◆ **WHAT IS REQUIRED**
Take every line where the string "pull" appears and copy it.

(Figure data in JSON)
# # # # #
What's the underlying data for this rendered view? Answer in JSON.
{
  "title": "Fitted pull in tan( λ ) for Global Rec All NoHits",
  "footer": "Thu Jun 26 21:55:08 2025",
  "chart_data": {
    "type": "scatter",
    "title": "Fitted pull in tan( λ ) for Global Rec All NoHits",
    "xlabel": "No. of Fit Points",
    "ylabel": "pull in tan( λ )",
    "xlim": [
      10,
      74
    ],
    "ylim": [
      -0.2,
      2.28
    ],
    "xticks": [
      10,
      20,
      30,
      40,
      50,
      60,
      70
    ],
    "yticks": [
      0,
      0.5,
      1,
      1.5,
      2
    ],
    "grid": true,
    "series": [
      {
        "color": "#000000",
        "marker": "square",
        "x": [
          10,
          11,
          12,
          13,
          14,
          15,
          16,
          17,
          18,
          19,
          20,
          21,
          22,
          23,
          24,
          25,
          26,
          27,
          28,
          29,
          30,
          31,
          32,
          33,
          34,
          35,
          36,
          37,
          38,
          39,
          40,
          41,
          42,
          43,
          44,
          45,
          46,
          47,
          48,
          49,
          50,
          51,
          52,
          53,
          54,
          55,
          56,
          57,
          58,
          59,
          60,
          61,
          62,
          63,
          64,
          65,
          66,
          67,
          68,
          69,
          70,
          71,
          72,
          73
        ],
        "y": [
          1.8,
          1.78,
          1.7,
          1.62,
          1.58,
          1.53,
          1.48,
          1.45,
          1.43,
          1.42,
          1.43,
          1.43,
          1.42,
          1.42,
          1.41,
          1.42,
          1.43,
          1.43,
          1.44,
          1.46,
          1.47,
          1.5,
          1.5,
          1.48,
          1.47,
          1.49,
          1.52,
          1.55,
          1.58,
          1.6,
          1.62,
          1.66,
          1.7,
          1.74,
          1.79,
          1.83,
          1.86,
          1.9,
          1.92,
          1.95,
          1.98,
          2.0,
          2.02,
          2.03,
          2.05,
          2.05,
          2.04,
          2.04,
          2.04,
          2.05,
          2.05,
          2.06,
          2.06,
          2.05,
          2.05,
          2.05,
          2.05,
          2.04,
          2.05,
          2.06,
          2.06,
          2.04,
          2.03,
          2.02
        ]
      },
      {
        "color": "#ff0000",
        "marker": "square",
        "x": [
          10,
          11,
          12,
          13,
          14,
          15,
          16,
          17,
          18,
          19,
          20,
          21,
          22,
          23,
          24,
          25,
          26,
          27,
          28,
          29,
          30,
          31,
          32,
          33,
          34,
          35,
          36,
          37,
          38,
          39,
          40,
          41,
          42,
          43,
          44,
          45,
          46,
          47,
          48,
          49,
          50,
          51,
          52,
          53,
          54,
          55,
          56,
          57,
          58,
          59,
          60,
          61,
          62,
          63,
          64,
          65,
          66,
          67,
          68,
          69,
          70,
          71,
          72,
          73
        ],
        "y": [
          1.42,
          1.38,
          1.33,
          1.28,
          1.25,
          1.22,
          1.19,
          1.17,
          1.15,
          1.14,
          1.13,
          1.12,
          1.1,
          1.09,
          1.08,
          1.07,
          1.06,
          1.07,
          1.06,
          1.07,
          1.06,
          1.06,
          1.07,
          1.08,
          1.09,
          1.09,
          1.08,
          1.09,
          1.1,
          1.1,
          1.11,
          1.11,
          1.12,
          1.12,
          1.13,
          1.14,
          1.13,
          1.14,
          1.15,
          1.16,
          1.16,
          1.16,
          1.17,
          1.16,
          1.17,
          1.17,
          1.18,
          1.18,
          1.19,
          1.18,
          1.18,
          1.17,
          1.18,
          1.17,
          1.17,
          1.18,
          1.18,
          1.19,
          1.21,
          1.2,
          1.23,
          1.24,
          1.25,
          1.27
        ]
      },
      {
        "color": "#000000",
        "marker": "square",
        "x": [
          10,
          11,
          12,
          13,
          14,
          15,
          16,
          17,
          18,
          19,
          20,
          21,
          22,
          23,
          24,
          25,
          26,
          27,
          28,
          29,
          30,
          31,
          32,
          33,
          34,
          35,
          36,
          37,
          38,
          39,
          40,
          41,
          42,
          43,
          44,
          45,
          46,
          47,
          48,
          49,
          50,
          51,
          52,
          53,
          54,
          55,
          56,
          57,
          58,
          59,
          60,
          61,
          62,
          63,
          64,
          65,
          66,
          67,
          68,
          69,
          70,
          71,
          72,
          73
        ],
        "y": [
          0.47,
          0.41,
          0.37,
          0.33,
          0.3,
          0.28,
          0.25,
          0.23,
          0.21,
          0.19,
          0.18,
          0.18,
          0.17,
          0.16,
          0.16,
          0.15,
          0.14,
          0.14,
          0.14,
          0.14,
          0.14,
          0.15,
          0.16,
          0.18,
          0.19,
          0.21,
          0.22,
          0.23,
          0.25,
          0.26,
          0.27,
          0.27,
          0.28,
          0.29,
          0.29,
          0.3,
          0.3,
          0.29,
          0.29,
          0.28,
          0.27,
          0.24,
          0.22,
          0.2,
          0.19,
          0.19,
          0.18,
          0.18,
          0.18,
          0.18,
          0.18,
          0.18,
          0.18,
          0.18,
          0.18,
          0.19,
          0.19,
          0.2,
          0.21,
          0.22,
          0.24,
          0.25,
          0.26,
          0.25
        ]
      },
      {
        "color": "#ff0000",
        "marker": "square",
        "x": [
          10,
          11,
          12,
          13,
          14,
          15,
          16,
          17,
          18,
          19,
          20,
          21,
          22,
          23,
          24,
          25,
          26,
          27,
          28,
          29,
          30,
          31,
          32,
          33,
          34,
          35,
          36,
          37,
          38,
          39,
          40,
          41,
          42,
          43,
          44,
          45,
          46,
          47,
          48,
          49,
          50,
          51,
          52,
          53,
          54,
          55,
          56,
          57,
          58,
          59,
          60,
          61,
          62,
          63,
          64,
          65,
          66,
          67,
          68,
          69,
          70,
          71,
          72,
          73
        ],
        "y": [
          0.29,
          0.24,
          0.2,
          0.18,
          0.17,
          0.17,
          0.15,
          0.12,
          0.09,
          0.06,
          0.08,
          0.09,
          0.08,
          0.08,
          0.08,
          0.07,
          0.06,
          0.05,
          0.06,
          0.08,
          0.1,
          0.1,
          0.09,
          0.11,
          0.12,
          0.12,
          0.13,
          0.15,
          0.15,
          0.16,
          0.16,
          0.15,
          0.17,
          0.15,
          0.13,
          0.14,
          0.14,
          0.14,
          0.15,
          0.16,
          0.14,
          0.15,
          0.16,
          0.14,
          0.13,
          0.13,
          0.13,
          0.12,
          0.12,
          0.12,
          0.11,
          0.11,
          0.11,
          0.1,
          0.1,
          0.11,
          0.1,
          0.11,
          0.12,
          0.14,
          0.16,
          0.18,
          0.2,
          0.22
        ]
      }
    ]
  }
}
# # # # #
◆ **OUTPUT BELOW**
  "title": "Fitted pull in tan( λ ) for Global Rec All NoHits",
    "title": "Fitted pull in tan( λ ) for Global Rec All NoHits",
    "ylabel": "pull in tan( λ )",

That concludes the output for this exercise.